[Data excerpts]
──────────
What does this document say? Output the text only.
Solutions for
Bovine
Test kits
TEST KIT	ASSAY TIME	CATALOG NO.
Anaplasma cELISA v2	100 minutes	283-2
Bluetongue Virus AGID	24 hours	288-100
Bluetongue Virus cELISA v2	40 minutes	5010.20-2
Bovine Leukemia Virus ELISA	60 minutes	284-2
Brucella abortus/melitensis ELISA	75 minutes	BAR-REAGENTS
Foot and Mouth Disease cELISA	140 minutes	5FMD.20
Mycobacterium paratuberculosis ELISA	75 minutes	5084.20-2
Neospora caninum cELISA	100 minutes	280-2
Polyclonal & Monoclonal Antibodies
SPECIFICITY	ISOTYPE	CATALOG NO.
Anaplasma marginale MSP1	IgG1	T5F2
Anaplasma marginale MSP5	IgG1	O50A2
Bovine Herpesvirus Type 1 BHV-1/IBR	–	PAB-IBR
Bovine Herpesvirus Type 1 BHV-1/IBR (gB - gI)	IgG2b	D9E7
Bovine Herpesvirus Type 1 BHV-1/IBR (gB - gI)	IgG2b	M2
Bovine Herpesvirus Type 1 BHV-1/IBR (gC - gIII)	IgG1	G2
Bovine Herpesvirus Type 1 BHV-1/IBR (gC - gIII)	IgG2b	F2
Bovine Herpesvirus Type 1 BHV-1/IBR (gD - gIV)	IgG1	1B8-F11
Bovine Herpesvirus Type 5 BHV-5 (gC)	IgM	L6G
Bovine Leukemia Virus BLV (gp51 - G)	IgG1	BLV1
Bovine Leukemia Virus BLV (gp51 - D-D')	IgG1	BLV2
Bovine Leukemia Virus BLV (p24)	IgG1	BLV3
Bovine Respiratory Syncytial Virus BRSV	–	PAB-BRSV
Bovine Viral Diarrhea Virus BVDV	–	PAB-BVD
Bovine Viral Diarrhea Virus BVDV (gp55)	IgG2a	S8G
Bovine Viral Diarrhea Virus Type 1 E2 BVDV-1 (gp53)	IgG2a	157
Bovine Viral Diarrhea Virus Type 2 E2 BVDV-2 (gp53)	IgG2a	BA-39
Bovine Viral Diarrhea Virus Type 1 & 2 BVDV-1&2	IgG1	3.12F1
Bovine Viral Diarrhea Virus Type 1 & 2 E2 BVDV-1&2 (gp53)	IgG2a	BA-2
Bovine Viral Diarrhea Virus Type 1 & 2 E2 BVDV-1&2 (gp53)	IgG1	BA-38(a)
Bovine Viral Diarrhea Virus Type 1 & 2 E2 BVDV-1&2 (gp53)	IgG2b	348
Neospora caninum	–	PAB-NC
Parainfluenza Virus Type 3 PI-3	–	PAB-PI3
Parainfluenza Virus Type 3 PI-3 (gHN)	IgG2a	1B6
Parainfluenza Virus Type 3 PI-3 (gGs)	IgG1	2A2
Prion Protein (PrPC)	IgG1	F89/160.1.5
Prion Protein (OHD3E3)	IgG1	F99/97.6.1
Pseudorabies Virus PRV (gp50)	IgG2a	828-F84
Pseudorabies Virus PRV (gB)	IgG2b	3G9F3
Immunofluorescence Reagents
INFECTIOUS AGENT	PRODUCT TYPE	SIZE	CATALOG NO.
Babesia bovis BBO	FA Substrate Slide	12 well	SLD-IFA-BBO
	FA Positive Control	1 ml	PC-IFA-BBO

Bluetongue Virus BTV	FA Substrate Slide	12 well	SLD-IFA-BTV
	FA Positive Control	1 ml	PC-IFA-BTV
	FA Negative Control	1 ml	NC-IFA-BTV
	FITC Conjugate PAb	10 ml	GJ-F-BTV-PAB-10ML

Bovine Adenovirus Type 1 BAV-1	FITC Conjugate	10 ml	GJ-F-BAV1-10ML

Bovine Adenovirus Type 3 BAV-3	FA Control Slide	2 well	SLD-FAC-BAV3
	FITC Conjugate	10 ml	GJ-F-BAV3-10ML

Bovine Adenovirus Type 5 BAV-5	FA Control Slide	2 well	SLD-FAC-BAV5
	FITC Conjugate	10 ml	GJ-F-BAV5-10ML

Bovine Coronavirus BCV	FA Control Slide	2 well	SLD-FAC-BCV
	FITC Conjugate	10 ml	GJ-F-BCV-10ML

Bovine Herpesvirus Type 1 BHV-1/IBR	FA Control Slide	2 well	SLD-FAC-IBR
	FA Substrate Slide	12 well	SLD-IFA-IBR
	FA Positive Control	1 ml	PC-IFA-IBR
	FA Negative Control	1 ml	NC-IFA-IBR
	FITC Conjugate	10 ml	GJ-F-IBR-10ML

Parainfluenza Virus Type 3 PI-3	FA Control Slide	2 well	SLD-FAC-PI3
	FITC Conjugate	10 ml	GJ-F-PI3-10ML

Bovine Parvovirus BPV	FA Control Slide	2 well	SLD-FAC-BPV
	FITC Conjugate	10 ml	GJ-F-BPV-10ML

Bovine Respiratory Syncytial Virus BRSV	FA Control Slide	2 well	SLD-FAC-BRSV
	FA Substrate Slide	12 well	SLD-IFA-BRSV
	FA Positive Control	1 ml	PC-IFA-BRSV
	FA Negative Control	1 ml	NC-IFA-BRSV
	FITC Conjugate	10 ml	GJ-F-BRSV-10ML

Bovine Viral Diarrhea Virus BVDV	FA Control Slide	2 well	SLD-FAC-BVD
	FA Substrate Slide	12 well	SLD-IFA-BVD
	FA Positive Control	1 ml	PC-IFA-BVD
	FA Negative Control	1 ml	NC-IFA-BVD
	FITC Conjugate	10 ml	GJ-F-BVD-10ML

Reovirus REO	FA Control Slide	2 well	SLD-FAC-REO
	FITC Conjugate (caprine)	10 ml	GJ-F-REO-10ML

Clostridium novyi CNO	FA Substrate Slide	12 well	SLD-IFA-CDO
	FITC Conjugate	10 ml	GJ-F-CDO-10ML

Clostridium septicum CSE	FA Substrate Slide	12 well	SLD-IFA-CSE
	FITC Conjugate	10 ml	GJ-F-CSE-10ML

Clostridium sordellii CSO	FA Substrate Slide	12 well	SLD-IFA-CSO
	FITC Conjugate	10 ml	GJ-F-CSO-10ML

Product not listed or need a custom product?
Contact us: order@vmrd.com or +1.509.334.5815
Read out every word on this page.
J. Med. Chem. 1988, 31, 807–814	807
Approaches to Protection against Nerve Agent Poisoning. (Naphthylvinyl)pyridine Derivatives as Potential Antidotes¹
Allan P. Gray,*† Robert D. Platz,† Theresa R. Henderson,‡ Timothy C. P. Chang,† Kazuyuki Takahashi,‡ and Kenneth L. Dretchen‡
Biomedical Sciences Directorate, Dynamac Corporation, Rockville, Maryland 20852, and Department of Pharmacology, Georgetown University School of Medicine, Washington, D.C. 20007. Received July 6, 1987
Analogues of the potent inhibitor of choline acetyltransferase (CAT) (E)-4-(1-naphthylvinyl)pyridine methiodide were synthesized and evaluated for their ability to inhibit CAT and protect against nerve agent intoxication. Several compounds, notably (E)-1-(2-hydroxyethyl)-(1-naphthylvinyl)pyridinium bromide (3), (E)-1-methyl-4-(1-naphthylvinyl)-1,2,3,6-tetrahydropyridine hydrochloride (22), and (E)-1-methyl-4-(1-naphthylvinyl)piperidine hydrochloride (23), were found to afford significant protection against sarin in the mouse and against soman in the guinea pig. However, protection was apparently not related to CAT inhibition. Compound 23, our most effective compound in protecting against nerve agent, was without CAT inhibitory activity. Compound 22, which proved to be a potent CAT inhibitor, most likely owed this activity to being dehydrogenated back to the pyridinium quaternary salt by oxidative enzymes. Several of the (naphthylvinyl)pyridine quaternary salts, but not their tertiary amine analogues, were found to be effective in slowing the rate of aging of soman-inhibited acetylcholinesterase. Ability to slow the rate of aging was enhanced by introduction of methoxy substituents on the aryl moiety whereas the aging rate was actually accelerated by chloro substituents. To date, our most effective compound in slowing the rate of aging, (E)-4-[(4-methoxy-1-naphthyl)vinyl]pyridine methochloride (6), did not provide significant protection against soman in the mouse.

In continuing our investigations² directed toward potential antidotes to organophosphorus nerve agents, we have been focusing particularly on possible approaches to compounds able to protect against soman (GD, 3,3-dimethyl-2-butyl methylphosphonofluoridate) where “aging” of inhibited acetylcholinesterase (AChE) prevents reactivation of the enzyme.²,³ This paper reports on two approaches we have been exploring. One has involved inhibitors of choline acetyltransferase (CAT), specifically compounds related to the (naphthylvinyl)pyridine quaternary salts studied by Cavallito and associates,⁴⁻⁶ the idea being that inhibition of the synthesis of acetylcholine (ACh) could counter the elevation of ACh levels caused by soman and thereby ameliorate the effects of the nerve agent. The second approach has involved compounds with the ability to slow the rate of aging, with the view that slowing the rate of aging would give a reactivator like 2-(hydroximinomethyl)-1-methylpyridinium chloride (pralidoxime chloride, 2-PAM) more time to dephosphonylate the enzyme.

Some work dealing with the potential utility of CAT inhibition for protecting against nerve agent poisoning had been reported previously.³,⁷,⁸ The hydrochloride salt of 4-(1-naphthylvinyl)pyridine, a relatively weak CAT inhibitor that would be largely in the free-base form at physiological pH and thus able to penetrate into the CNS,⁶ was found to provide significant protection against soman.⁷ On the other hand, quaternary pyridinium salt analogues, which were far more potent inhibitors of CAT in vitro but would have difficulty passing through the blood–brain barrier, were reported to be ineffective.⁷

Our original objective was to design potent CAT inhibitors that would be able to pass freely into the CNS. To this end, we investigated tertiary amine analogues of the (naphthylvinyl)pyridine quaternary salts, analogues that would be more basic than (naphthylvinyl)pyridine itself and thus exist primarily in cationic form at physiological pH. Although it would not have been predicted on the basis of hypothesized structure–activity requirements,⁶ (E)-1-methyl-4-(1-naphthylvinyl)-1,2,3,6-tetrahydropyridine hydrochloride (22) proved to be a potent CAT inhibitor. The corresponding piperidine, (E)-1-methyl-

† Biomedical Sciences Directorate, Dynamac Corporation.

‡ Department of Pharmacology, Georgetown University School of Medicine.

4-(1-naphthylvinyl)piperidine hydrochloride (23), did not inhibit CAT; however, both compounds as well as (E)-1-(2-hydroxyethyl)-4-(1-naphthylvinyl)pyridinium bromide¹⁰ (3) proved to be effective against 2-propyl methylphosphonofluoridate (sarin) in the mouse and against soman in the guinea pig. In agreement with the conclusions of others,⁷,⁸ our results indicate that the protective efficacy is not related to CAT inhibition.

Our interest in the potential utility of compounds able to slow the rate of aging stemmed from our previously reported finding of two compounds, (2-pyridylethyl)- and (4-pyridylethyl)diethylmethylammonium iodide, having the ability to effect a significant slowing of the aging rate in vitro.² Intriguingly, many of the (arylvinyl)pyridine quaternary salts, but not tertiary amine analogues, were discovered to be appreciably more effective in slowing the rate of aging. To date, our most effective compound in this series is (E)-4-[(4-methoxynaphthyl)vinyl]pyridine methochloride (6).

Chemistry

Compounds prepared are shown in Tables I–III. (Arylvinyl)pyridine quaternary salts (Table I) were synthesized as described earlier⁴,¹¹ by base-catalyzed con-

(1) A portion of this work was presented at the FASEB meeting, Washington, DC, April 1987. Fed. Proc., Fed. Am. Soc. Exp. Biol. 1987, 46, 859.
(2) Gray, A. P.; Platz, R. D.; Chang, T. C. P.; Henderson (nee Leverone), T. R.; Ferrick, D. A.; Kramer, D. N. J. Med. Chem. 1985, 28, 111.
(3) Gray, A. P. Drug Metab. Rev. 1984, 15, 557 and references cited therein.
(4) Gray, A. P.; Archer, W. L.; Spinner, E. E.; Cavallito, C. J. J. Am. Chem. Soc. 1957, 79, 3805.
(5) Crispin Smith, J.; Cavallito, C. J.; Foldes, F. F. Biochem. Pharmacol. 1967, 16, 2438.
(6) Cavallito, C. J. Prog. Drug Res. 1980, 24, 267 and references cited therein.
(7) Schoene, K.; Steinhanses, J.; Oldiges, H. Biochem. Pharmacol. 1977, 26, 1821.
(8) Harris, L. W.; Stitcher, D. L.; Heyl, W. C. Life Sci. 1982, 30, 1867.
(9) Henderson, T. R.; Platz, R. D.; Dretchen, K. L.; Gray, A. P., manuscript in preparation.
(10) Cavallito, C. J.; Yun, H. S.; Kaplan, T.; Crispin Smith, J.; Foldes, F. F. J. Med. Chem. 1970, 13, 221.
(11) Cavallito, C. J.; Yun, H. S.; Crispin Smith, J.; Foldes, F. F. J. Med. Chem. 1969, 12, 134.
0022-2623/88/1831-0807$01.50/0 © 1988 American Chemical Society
──────────
*EXERCISE GOAL*:
In the records above, find every line containing the word "Gray" and show it.

*YOUR RESPONSE*:
Allan P. Gray,*† Robert D. Platz,† Theresa R. Henderson,‡ Timothy C. P. Chang,† Kazuyuki Takahashi,‡ and Kenneth L. Dretchen‡
(2) Gray, A. P.; Platz, R. D.; Chang, T. C. P.; Henderson (nee Leverone), T. R.; Ferrick, D. A.; Kramer, D. N. J. Med. Chem. 1985, 28, 111.
(3) Gray, A. P. Drug Metab. Rev. 1984, 15, 557 and references cited therein.
(4) Gray, A. P.; Archer, W. L.; Spinner, E. E.; Cavallito, C. J. J. Am. Chem. Soc. 1957, 79, 3805.
(9) Henderson, T. R.; Platz, R. D.; Dretchen, K. L.; Gray, A. P., manuscript in preparation.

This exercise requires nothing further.